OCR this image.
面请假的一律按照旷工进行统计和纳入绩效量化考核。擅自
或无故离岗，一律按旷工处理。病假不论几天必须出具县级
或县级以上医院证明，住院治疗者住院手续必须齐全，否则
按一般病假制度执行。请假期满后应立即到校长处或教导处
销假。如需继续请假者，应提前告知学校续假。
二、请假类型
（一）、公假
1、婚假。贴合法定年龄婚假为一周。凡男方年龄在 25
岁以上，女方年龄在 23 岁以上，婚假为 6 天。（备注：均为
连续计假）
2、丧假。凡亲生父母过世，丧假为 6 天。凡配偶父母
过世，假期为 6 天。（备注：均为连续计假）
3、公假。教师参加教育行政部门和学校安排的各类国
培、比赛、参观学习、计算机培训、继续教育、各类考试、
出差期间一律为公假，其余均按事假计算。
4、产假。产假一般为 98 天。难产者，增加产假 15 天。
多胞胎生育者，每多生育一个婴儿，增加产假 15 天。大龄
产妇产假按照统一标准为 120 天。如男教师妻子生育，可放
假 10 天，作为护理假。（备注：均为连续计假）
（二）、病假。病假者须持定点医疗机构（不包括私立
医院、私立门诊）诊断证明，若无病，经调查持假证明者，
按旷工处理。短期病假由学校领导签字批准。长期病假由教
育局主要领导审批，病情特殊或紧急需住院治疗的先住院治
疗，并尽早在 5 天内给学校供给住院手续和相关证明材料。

* * * * * * *

_Directive_
Extract the full listing above without altering anything.

_Solution to the problem_
OCR this image.
面请假的一律按照旷工进行统计和纳入绩效量化考核。擅自
或无故离岗，一律按旷工处理。病假不论几天必须出具县级
或县级以上医院证明，住院治疗者住院手续必须齐全，否则
按一般病假制度执行。请假期满后应立即到校长处或教导处
销假。如需继续请假者，应提前告知学校续假。
二、请假类型
（一）、公假
1、婚假。贴合法定年龄婚假为一周。凡男方年龄在 25
岁以上，女方年龄在 23 岁以上，婚假为 6 天。（备注：均为
连续计假）
2、丧假。凡亲生父母过世，丧假为 6 天。凡配偶父母
过世，假期为 6 天。（备注：均为连续计假）
3、公假。教师参加教育行政部门和学校安排的各类国
培、比赛、参观学习、计算机培训、继续教育、各类考试、
出差期间一律为公假，其余均按事假计算。
4、产假。产假一般为 98 天。难产者，增加产假 15 天。
多胞胎生育者，每多生育一个婴儿，增加产假 15 天。大龄
产妇产假按照统一标准为 120 天。如男教师妻子生育，可放
假 10 天，作为护理假。（备注：均为连续计假）
（二）、病假。病假者须持定点医疗机构（不包括私立
医院、私立门诊）诊断证明，若无病，经调查持假证明者，
按旷工处理。短期病假由学校领导签字批准。长期病假由教
育局主要领导审批，病情特殊或紧急需住院治疗的先住院治
疗，并尽早在 5 天内给学校供给住院手续和相关证明材料。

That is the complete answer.